▶ [Task item]:
Copy exactly the run of lines that begins at the line with "What does this" and ends at the final line of the entries.

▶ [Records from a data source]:
########

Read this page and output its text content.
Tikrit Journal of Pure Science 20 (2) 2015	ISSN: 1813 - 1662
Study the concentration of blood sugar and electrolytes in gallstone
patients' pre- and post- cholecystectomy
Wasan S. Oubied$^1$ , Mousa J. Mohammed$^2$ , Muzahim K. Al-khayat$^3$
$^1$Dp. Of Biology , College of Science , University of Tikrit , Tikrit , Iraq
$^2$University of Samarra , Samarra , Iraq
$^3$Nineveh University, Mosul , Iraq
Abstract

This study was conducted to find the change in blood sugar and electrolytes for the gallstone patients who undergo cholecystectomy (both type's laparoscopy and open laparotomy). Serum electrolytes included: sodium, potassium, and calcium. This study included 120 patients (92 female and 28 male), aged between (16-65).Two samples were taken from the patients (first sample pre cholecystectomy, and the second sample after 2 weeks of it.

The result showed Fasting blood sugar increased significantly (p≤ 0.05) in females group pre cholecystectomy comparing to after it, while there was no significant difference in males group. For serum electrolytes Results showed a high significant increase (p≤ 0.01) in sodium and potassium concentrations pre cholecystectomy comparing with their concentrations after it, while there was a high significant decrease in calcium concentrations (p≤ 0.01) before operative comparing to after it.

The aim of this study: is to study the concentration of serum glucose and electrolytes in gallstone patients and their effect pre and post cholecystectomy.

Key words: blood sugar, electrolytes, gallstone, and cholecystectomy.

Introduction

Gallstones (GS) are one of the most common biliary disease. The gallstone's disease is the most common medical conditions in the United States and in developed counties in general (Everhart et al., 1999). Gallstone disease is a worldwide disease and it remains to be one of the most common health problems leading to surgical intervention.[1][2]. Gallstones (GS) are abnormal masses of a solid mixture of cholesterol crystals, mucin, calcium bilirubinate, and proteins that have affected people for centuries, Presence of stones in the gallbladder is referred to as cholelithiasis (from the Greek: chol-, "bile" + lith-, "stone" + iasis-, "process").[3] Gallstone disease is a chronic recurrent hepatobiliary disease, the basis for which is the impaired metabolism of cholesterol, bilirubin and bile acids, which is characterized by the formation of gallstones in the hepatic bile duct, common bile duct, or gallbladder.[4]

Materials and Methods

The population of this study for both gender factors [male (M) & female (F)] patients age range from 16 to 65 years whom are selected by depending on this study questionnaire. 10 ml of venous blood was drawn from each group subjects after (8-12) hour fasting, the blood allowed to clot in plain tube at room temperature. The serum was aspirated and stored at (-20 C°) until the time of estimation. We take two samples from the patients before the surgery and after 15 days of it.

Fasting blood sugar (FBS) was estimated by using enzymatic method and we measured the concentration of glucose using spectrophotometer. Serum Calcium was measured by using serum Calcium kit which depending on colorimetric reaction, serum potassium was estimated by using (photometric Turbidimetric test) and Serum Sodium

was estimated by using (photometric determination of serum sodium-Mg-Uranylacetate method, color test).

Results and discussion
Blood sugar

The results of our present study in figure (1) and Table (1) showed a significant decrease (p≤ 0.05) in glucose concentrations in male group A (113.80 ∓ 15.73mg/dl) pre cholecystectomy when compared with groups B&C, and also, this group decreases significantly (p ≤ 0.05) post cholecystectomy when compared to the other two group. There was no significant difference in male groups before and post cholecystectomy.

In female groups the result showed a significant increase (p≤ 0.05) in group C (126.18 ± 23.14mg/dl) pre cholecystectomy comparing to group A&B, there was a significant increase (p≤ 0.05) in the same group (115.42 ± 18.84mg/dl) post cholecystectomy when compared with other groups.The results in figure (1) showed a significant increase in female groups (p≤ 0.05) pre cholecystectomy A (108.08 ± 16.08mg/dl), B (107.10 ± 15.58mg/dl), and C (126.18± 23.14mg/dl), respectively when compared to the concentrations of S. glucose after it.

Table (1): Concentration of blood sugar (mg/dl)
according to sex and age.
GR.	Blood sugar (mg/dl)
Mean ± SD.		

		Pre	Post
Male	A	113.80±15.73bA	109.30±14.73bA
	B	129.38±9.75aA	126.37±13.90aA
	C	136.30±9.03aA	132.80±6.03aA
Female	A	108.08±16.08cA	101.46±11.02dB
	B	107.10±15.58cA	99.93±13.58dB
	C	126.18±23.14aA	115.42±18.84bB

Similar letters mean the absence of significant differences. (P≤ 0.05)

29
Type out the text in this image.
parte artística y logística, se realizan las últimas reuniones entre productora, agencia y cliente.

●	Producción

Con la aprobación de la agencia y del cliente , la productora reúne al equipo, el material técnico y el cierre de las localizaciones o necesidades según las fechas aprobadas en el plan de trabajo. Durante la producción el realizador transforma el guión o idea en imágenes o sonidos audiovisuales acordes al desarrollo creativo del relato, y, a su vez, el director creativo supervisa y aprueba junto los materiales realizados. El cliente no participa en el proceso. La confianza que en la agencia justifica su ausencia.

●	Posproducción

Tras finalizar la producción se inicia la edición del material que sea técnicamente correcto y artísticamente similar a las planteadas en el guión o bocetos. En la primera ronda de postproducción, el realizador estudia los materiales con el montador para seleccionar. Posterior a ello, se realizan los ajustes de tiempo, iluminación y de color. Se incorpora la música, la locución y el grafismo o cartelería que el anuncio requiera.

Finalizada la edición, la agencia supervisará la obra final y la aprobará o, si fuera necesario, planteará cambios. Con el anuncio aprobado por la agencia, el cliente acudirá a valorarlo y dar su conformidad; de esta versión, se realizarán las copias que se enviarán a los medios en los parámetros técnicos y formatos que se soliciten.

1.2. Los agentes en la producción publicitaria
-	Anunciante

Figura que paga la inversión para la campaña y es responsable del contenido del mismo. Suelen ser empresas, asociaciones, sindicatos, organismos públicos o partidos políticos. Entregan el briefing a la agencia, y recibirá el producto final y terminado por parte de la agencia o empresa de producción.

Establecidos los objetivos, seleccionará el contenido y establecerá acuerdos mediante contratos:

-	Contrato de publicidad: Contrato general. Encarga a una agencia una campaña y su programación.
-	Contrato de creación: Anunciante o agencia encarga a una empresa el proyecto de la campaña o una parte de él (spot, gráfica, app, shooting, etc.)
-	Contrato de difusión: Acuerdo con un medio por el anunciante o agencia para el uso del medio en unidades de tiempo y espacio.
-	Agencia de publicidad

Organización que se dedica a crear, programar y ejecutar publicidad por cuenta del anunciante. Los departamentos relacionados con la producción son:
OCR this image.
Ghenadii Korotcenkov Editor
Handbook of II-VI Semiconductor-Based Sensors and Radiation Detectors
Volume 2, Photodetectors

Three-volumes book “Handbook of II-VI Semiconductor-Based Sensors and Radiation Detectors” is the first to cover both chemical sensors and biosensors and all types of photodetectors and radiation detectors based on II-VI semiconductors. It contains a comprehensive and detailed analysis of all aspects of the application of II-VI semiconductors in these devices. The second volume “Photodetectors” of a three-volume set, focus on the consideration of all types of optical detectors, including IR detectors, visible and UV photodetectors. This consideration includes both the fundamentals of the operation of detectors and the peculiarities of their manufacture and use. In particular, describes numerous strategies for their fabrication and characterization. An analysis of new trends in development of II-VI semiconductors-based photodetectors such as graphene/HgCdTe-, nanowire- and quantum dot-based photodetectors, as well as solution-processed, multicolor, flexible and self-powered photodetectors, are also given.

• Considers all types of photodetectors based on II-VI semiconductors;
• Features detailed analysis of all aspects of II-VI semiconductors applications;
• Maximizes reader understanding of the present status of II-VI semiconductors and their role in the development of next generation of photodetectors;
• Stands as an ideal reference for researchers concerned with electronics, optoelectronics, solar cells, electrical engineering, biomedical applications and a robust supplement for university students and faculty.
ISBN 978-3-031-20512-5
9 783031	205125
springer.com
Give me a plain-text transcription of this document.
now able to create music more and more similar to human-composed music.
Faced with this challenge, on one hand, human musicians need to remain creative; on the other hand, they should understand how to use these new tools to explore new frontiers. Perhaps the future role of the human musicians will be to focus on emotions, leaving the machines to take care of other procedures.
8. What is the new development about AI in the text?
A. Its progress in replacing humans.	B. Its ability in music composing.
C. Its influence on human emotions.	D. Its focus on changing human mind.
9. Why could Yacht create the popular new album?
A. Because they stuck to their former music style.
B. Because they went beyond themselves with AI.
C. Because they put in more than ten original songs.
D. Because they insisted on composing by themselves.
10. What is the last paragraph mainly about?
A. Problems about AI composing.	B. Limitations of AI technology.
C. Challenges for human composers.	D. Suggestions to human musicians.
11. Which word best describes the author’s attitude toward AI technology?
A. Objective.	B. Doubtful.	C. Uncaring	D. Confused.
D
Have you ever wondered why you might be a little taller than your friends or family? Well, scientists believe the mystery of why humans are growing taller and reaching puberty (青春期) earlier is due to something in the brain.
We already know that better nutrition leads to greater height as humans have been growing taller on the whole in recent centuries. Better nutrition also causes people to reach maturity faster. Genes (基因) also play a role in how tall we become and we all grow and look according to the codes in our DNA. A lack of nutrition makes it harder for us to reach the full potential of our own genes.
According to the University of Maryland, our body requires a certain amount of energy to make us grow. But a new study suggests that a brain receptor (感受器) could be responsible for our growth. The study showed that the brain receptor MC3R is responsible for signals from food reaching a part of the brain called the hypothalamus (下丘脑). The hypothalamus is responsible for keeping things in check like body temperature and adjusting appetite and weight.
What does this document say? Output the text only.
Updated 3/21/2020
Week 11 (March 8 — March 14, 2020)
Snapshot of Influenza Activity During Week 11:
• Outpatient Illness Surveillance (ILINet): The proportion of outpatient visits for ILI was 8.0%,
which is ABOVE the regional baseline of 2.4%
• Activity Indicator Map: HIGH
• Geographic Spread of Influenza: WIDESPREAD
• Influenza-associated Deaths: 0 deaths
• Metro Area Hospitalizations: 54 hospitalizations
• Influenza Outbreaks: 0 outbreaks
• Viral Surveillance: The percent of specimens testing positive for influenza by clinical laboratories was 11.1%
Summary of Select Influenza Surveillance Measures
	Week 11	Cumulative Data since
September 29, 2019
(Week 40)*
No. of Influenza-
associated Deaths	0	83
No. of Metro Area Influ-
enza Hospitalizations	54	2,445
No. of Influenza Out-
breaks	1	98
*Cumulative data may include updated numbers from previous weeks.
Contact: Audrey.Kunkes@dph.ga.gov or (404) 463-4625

########

▶ [Response]:
What does this document say? Output the text only.
Updated 3/21/2020
Week 11 (March 8 — March 14, 2020)
Snapshot of Influenza Activity During Week 11:
• Outpatient Illness Surveillance (ILINet): The proportion of outpatient visits for ILI was 8.0%,
which is ABOVE the regional baseline of 2.4%
• Activity Indicator Map: HIGH
• Geographic Spread of Influenza: WIDESPREAD
• Influenza-associated Deaths: 0 deaths
• Metro Area Hospitalizations: 54 hospitalizations
• Influenza Outbreaks: 0 outbreaks
• Viral Surveillance: The percent of specimens testing positive for influenza by clinical laboratories was 11.1%
Summary of Select Influenza Surveillance Measures
	Week 11	Cumulative Data since
September 29, 2019
(Week 40)*
No. of Influenza-
associated Deaths	0	83
No. of Metro Area Influ-
enza Hospitalizations	54	2,445
No. of Influenza Out-
breaks	1	98
*Cumulative data may include updated numbers from previous weeks.
Contact: Audrey.Kunkes@dph.ga.gov or (404) 463-4625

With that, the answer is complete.